#### Task statement:
Restate all of the data exactly.

#####

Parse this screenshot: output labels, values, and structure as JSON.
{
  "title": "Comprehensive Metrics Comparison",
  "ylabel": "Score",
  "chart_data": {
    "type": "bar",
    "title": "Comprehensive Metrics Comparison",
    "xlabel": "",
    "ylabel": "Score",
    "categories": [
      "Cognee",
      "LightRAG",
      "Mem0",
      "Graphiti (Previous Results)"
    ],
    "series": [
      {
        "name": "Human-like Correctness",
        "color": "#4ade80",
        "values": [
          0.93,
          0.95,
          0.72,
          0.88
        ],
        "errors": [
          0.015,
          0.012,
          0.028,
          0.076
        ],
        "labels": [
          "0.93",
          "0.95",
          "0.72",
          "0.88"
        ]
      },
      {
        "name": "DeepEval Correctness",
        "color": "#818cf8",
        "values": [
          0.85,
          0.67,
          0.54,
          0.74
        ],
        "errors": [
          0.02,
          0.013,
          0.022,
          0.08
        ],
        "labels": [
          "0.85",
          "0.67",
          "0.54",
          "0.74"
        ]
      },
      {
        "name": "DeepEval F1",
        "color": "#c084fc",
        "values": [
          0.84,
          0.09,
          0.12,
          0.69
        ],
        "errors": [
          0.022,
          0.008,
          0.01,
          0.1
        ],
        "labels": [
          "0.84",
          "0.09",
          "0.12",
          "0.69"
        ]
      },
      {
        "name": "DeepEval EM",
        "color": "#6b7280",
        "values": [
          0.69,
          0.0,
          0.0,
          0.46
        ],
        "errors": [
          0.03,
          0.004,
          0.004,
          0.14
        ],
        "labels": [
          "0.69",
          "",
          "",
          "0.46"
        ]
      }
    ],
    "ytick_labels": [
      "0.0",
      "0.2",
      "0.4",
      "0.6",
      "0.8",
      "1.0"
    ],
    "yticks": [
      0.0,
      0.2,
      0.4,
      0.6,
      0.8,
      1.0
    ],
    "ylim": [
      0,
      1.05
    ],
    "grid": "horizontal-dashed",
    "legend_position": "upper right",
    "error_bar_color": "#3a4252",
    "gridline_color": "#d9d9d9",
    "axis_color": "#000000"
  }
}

#####

#### Solution to this exercise:
Parse this screenshot: output labels, values, and structure as JSON.
{
  "title": "Comprehensive Metrics Comparison",
  "ylabel": "Score",
  "chart_data": {
    "type": "bar",
    "title": "Comprehensive Metrics Comparison",
    "xlabel": "",
    "ylabel": "Score",
    "categories": [
      "Cognee",
      "LightRAG",
      "Mem0",
      "Graphiti (Previous Results)"
    ],
    "series": [
      {
        "name": "Human-like Correctness",
        "color": "#4ade80",
        "values": [
          0.93,
          0.95,
          0.72,
          0.88
        ],
        "errors": [
          0.015,
          0.012,
          0.028,
          0.076
        ],
        "labels": [
          "0.93",
          "0.95",
          "0.72",
          "0.88"
        ]
      },
      {
        "name": "DeepEval Correctness",
        "color": "#818cf8",
        "values": [
          0.85,
          0.67,
          0.54,
          0.74
        ],
        "errors": [
          0.02,
          0.013,
          0.022,
          0.08
        ],
        "labels": [
          "0.85",
          "0.67",
          "0.54",
          "0.74"
        ]
      },
      {
        "name": "DeepEval F1",
        "color": "#c084fc",
        "values": [
          0.84,
          0.09,
          0.12,
          0.69
        ],
        "errors": [
          0.022,
          0.008,
          0.01,
          0.1
        ],
        "labels": [
          "0.84",
          "0.09",
          "0.12",
          "0.69"
        ]
      },
      {
        "name": "DeepEval EM",
        "color": "#6b7280",
        "values": [
          0.69,
          0.0,
          0.0,
          0.46
        ],
        "errors": [
          0.03,
          0.004,
          0.004,
          0.14
        ],
        "labels": [
          "0.69",
          "",
          "",
          "0.46"
        ]
      }
    ],
    "ytick_labels": [
      "0.0",
      "0.2",
      "0.4",
      "0.6",
      "0.8",
      "1.0"
    ],
    "yticks": [
      0.0,
      0.2,
      0.4,
      0.6,
      0.8,
      1.0
    ],
    "ylim": [
      0,
      1.05
    ],
    "grid": "horizontal-dashed",
    "legend_position": "upper right",
    "error_bar_color": "#3a4252",
    "gridline_color": "#d9d9d9",
    "axis_color": "#000000"
  }
}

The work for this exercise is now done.